= Task objective =
Each line containing the word "있습니다" must be reported.

= Data for processing =
(begin)

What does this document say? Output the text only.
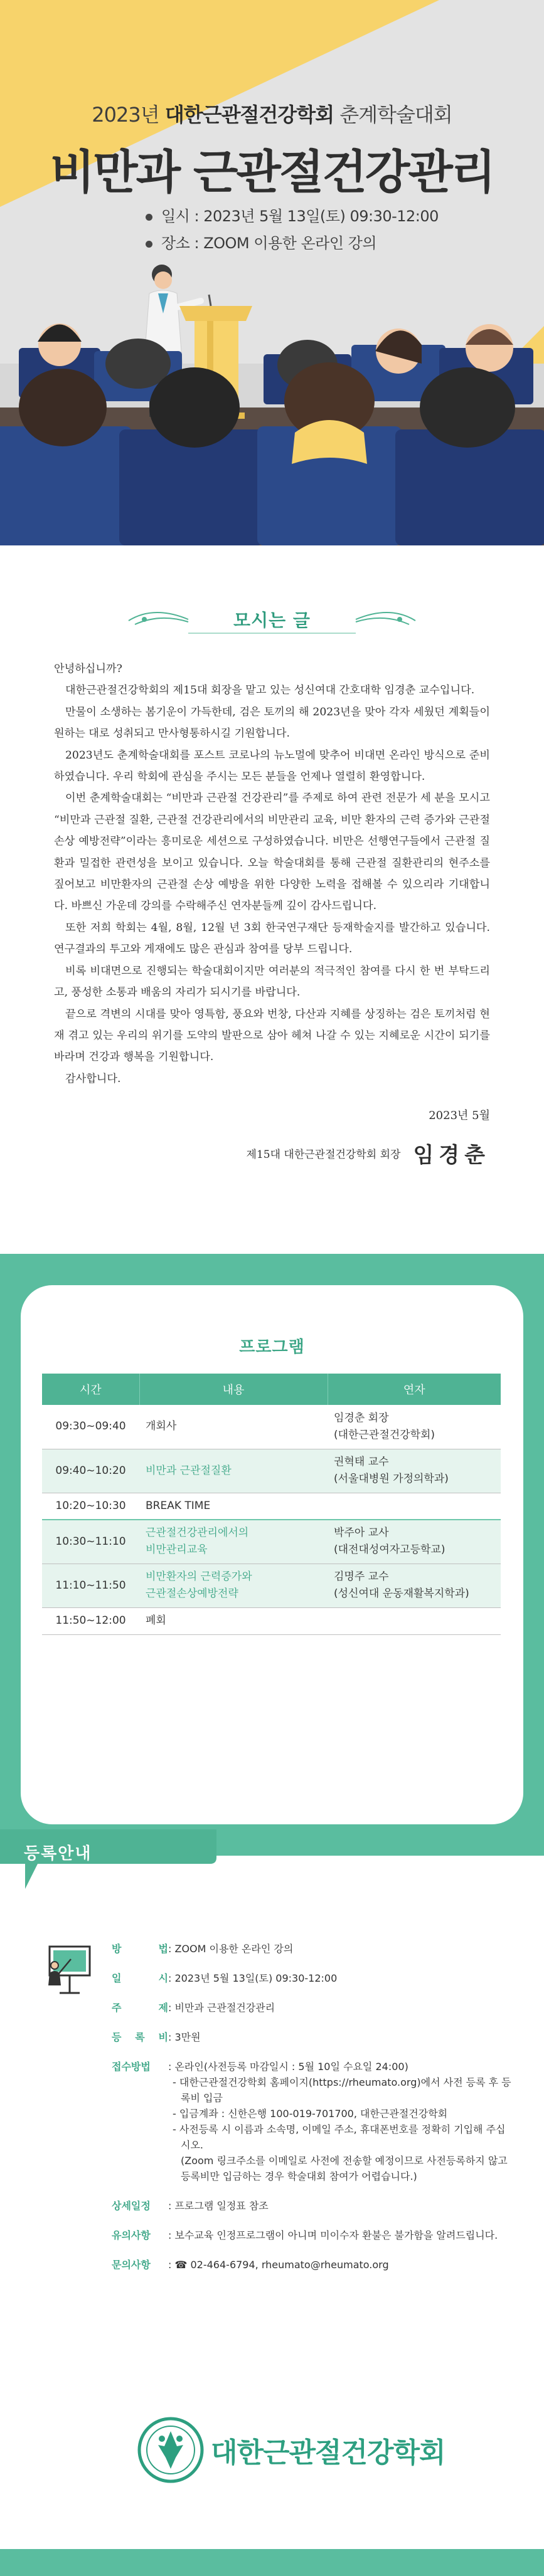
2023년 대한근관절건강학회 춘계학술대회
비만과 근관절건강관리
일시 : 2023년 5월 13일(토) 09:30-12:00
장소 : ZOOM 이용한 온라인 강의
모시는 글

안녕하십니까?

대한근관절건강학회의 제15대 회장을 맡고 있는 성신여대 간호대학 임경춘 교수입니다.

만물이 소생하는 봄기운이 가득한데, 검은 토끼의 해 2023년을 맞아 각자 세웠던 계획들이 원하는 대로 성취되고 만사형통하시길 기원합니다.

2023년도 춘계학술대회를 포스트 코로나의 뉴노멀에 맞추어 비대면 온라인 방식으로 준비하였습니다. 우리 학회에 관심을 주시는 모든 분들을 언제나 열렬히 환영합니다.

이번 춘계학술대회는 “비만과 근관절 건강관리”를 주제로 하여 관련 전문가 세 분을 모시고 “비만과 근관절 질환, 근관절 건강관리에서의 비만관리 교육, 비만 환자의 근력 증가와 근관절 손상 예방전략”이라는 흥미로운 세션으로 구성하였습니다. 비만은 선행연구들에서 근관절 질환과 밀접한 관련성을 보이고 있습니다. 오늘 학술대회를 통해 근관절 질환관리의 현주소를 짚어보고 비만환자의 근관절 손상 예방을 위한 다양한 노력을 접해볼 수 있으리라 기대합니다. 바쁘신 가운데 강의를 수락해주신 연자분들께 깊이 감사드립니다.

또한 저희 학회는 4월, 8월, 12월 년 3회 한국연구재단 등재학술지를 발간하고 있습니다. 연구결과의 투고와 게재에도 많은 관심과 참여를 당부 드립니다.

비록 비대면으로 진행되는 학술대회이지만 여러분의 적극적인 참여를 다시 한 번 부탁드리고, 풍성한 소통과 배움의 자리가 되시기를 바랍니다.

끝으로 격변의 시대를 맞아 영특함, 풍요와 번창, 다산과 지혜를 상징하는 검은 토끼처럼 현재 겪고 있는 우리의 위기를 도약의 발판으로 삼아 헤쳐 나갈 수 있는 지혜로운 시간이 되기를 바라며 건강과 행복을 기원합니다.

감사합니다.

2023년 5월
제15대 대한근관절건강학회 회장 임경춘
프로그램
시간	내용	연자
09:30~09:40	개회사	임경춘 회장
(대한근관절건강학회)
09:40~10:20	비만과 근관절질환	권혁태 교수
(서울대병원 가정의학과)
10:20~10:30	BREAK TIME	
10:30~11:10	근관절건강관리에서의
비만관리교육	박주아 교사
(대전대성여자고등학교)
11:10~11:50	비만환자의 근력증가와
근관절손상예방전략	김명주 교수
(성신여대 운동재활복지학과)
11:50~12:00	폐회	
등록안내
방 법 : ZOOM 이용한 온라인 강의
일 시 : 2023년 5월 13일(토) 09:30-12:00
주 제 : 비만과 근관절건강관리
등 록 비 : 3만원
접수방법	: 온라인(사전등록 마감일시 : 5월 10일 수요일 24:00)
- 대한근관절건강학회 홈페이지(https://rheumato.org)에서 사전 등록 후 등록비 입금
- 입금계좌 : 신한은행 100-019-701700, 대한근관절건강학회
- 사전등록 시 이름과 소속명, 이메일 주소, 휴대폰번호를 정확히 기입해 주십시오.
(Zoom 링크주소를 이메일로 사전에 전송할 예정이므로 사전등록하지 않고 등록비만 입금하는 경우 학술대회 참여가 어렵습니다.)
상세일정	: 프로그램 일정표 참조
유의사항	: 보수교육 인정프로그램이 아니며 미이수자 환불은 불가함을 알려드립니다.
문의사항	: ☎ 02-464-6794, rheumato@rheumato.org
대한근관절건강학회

(end)
(begin)

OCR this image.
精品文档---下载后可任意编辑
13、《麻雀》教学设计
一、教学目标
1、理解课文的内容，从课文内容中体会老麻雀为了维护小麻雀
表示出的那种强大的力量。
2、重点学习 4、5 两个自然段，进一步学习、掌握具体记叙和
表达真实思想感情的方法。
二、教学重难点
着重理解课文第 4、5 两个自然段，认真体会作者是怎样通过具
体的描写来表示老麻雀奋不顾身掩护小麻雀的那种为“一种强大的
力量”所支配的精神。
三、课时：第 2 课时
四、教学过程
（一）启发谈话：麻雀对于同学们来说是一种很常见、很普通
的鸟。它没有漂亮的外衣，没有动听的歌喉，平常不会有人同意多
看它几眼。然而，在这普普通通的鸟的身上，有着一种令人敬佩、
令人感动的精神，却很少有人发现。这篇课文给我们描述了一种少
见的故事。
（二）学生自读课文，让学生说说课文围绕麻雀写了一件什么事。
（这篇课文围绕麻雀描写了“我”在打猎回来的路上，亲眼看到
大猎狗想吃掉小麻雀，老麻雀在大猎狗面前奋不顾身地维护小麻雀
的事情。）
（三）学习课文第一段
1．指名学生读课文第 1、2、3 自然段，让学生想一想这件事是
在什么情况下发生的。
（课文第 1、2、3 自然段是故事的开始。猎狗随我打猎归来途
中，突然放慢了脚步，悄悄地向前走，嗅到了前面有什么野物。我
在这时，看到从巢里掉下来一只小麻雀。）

(end)

= Task result =
이번 춘계학술대회는 “비만과 근관절 건강관리”를 주제로 하여 관련 전문가 세 분을 모시고 “비만과 근관절 질환, 근관절 건강관리에서의 비만관리 교육, 비만 환자의 근력 증가와 근관절 손상 예방전략”이라는 흥미로운 세션으로 구성하였습니다. 비만은 선행연구들에서 근관절 질환과 밀접한 관련성을 보이고 있습니다. 오늘 학술대회를 통해 근관절 질환관리의 현주소를 짚어보고 비만환자의 근관절 손상 예방을 위한 다양한 노력을 접해볼 수 있으리라 기대합니다. 바쁘신 가운데 강의를 수락해주신 연자분들께 깊이 감사드립니다.
또한 저희 학회는 4월, 8월, 12월 년 3회 한국연구재단 등재학술지를 발간하고 있습니다. 연구결과의 투고와 게재에도 많은 관심과 참여를 당부 드립니다.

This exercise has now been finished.